### TEXT PASSAGE

>>>

- Cover art featuring the playable characters, Serious Sam (right) and Serious Sammy
- Developer: Croteam VR
- Publisher: Devolver Digital
- Director: Davor Hunski
- Designers: Davor Hunski; Mario Kotlar;
- Programmers: Alen Ladavac; Davor Hunski;
- Artist: Davor Hunski
- Writers: Jonas Kyratzes; Verena Kyratzes;
- Composer: Damjan Mravunac
- Series: Serious Sam
- Engine: Serious Engine
- Platform: Windows
- Release: 20 September 2017
- Genre: First-person shooter
- Modes: Single-player, multiplayer

= Serious Sam VR: The Last Hope =

2017 video game

Serious Sam VR: The Last Hope is a 2017 first-person shooter game for virtual reality (VR) developed by Croteam VR and published by Devolver Digital. One or two players fight waves of enemies, including bosses, across five thematic planets. The enemies approach from a 180° field and the player can use dual-wielded weapons while moving across a limited space. To develop The Last Hope and experiment with other VR implementations, Croteam VR was established as a specialised division of Croteam. Devolver Digital announced the game at E3 in June 2016 and launched it in early access that October. After several updates, it was released in September 2017 for Windows with compatibility for the HTC Vive and Oculus Rift VR headsets. The Last Hope received mostly positive reviews, with post-release reception lauding the game's gameplay and visuals while criticising difficulty spikes and issues with the online multiplayer mode.

<<<

### MATERIAL PROVIDED
>>>

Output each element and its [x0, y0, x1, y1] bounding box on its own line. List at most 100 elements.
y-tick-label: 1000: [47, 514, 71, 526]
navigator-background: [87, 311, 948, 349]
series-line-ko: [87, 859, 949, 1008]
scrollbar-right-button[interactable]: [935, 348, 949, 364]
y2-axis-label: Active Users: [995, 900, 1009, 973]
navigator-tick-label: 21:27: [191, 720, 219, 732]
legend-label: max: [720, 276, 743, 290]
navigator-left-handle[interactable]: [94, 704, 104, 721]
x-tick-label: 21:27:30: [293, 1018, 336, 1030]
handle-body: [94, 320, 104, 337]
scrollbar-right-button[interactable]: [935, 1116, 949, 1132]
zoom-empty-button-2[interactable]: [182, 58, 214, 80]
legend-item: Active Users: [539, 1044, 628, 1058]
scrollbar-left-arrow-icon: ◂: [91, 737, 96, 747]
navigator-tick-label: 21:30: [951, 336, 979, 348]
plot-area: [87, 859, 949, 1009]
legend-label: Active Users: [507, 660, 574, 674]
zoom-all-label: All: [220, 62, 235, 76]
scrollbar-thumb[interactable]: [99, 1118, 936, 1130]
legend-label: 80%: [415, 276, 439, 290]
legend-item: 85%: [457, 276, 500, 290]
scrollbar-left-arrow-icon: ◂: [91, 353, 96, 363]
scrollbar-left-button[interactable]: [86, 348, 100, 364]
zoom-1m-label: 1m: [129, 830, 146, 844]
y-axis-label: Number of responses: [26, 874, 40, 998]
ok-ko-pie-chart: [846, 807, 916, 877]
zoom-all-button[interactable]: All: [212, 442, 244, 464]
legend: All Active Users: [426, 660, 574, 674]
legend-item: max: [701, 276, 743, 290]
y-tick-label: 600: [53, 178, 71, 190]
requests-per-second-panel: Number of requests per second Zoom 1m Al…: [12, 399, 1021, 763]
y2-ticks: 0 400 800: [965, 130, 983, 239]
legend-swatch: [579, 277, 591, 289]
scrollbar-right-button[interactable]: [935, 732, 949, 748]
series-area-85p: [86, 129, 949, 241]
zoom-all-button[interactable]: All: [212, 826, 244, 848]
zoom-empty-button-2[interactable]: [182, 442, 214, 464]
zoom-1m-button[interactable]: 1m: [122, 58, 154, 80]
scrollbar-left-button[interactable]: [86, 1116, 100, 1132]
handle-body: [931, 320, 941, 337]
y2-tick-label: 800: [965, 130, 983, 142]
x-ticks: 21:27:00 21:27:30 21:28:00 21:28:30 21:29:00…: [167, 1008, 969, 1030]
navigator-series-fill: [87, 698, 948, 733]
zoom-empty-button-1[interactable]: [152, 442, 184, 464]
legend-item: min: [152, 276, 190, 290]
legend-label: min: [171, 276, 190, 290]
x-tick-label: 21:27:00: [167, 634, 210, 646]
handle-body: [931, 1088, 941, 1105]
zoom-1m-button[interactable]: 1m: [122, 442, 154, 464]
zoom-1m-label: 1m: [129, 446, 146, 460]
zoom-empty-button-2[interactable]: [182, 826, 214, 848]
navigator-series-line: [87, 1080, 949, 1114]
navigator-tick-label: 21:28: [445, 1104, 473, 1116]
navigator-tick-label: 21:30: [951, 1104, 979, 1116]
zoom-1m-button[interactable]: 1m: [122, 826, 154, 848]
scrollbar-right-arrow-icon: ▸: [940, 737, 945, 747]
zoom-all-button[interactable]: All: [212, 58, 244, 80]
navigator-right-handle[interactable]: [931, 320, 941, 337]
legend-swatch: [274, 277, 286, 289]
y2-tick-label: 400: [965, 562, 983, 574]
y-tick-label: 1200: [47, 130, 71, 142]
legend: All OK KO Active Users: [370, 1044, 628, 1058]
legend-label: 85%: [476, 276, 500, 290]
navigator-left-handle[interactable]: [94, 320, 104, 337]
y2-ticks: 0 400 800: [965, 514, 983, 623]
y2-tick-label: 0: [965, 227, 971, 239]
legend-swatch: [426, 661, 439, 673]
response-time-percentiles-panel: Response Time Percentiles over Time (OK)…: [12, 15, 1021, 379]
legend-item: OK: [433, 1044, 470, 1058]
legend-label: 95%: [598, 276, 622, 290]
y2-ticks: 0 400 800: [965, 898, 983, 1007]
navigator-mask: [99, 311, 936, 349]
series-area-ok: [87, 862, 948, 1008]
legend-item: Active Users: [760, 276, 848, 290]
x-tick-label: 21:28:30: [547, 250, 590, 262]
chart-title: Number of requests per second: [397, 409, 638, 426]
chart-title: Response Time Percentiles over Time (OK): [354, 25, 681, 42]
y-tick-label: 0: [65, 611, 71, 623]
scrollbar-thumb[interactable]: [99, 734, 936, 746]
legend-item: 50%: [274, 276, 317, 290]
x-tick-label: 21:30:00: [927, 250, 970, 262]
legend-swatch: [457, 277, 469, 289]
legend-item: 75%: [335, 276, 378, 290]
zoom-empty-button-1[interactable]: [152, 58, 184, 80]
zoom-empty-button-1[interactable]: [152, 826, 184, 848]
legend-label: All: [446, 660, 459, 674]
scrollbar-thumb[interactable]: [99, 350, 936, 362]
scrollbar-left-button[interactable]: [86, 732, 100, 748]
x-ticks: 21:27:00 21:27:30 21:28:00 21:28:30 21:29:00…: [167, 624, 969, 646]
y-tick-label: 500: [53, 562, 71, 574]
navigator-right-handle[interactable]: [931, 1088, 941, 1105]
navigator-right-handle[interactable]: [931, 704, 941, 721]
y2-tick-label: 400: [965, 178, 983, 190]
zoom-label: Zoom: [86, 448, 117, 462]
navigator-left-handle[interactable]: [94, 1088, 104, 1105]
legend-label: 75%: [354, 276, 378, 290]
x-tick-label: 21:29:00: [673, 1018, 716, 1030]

<<<

### ACTIVITY
According to the text about Serious Sam VR: The Last Hope, which VR headsets was the game compatible with when it was released for Windows? The entries have nothing to do with the text about Serious Sam VR: The Last Hope.

### EXERCISE RESULT
The HTC Vive and Oculus Rift.